* begin Extracted material *

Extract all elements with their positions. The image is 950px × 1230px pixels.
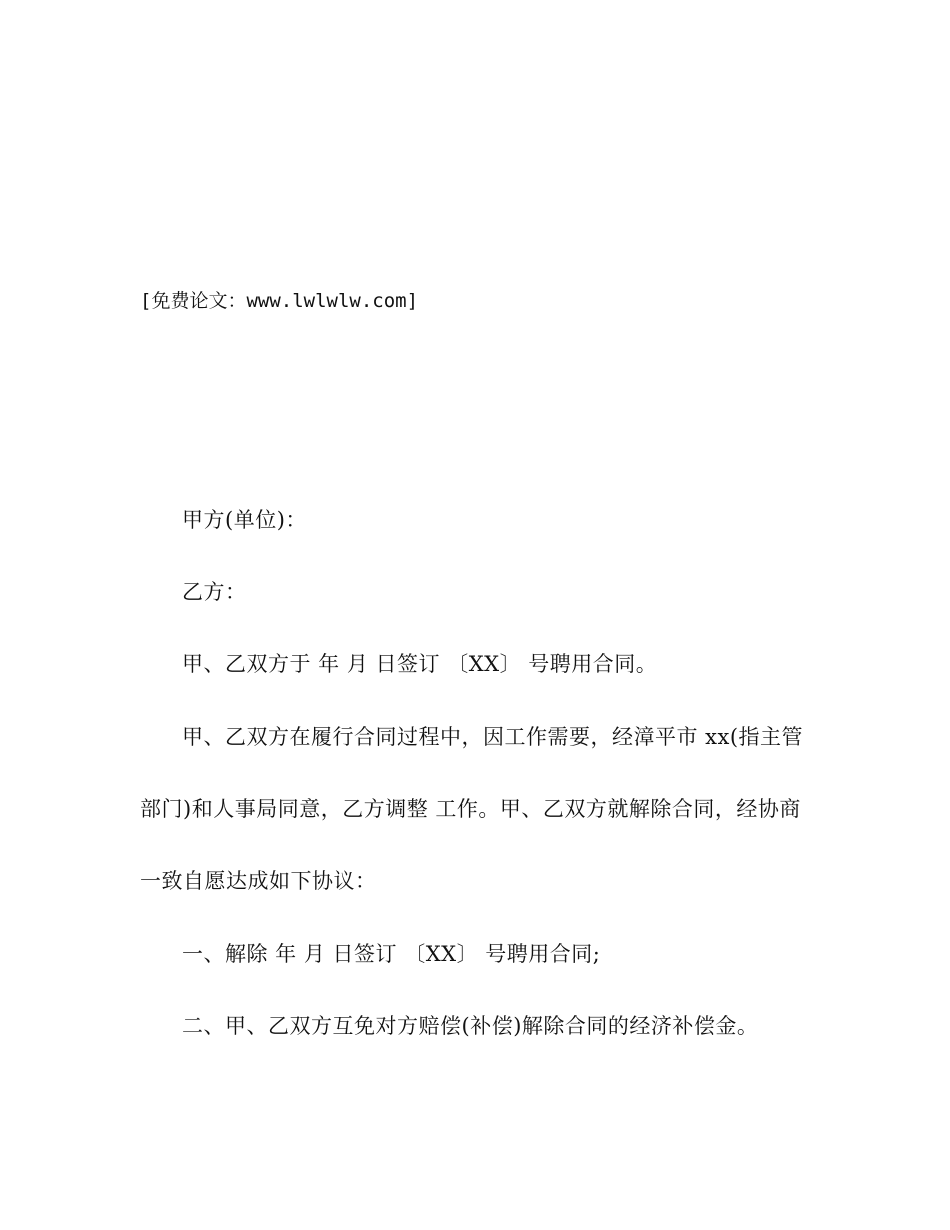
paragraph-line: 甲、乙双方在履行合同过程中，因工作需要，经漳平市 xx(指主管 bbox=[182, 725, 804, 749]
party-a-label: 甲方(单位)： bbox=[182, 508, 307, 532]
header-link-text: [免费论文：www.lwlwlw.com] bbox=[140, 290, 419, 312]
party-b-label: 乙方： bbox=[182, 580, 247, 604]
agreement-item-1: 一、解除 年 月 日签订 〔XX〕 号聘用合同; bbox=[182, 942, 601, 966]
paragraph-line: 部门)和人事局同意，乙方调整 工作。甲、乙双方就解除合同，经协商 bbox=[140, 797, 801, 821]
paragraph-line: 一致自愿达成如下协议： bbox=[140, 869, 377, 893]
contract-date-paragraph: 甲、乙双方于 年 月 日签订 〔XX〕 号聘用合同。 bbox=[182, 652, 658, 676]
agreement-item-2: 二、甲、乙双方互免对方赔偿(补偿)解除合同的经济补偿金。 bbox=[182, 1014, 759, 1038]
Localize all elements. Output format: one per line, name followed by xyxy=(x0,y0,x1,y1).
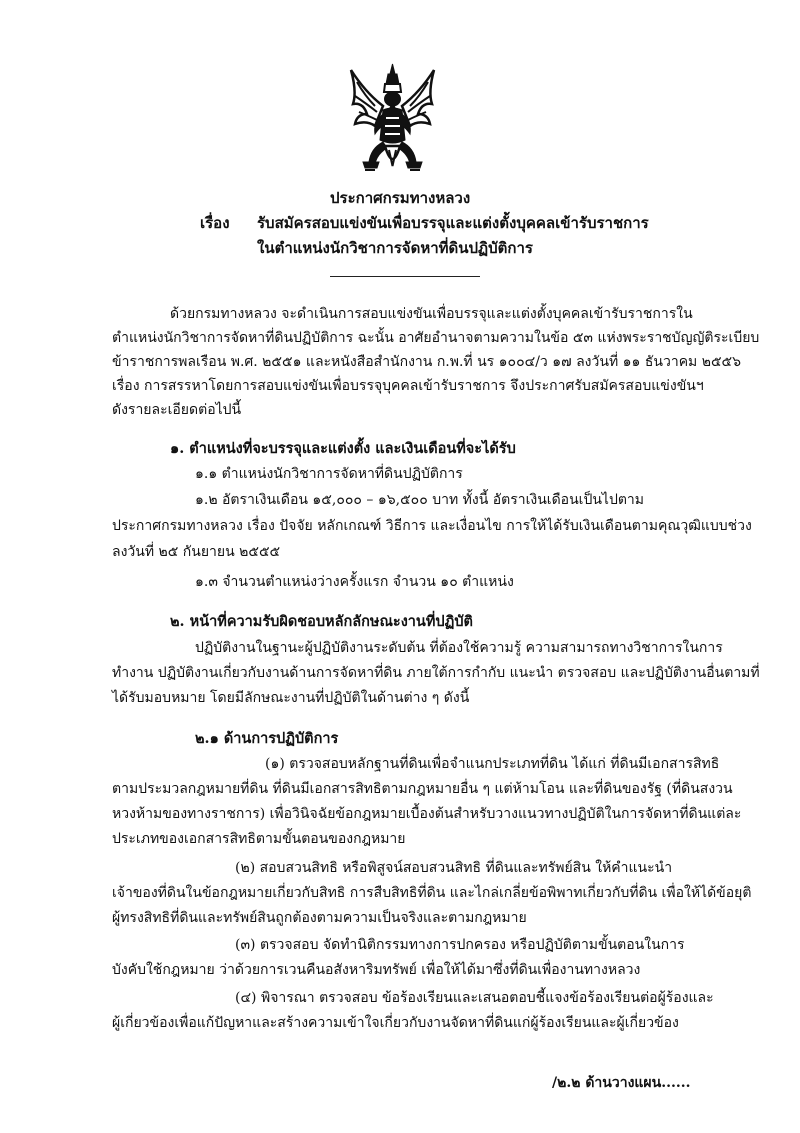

* end Extracted material *

Exercise aim
Format the data above as a numbered list with one line per item, omitting blank lines and the pictures.

Correct output
1. Extract all elements with their positions. The image is 950px × 1230px pixels.
2. paragraph-line: 甲、乙双方在履行合同过程中，因工作需要，经漳平市 xx(指主管 bbox=[182, 725, 804, 749]
3. party-a-label: 甲方(单位)： bbox=[182, 508, 307, 532]
4. header-link-text: [免费论文：www.lwlwlw.com] bbox=[140, 290, 419, 312]
5. party-b-label: 乙方： bbox=[182, 580, 247, 604]
6. agreement-item-1: 一、解除 年 月 日签订 〔XX〕 号聘用合同; bbox=[182, 942, 601, 966]
7. paragraph-line: 部门)和人事局同意，乙方调整 工作。甲、乙双方就解除合同，经协商 bbox=[140, 797, 801, 821]
8. paragraph-line: 一致自愿达成如下协议： bbox=[140, 869, 377, 893]
9. contract-date-paragraph: 甲、乙双方于 年 月 日签订 〔XX〕 号聘用合同。 bbox=[182, 652, 658, 676]
10. agreement-item-2: 二、甲、乙双方互免对方赔偿(补偿)解除合同的经济补偿金。 bbox=[182, 1014, 759, 1038]
11. Localize all elements. Output format: one per line, name followed by xyxy=(x0,y0,x1,y1).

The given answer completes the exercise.